What is asked = Look at the entries below and reproduce them exactly.

Recorded data =
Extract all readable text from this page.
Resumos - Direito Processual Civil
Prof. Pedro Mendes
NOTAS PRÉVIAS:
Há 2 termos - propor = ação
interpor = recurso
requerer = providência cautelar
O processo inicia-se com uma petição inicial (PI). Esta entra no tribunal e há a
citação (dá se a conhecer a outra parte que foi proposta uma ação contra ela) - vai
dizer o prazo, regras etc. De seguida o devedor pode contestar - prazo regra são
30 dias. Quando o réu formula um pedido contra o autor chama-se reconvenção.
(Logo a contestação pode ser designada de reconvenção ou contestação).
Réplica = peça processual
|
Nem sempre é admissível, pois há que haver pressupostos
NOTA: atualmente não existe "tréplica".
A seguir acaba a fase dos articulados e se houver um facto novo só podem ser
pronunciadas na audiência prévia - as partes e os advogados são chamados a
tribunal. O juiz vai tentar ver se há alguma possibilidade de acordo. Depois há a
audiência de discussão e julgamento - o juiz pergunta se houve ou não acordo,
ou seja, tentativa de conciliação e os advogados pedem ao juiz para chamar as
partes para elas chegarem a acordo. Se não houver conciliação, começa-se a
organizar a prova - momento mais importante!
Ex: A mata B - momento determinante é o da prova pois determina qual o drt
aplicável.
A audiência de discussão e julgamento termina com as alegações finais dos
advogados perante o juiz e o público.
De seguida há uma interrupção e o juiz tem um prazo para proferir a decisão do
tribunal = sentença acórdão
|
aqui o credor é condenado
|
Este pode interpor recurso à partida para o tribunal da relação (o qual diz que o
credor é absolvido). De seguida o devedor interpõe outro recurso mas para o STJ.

Exercise response =
Extract all readable text from this page.
Resumos - Direito Processual Civil
Prof. Pedro Mendes
NOTAS PRÉVIAS:
Há 2 termos - propor = ação
interpor = recurso
requerer = providência cautelar
O processo inicia-se com uma petição inicial (PI). Esta entra no tribunal e há a
citação (dá se a conhecer a outra parte que foi proposta uma ação contra ela) - vai
dizer o prazo, regras etc. De seguida o devedor pode contestar - prazo regra são
30 dias. Quando o réu formula um pedido contra o autor chama-se reconvenção.
(Logo a contestação pode ser designada de reconvenção ou contestação).
Réplica = peça processual
|
Nem sempre é admissível, pois há que haver pressupostos
NOTA: atualmente não existe "tréplica".
A seguir acaba a fase dos articulados e se houver um facto novo só podem ser
pronunciadas na audiência prévia - as partes e os advogados são chamados a
tribunal. O juiz vai tentar ver se há alguma possibilidade de acordo. Depois há a
audiência de discussão e julgamento - o juiz pergunta se houve ou não acordo,
ou seja, tentativa de conciliação e os advogados pedem ao juiz para chamar as
partes para elas chegarem a acordo. Se não houver conciliação, começa-se a
organizar a prova - momento mais importante!
Ex: A mata B - momento determinante é o da prova pois determina qual o drt
aplicável.
A audiência de discussão e julgamento termina com as alegações finais dos
advogados perante o juiz e o público.
De seguida há uma interrupção e o juiz tem um prazo para proferir a decisão do
tribunal = sentença acórdão
|
aqui o credor é condenado
|
Este pode interpor recurso à partida para o tribunal da relação (o qual diz que o
credor é absolvido). De seguida o devedor interpõe outro recurso mas para o STJ.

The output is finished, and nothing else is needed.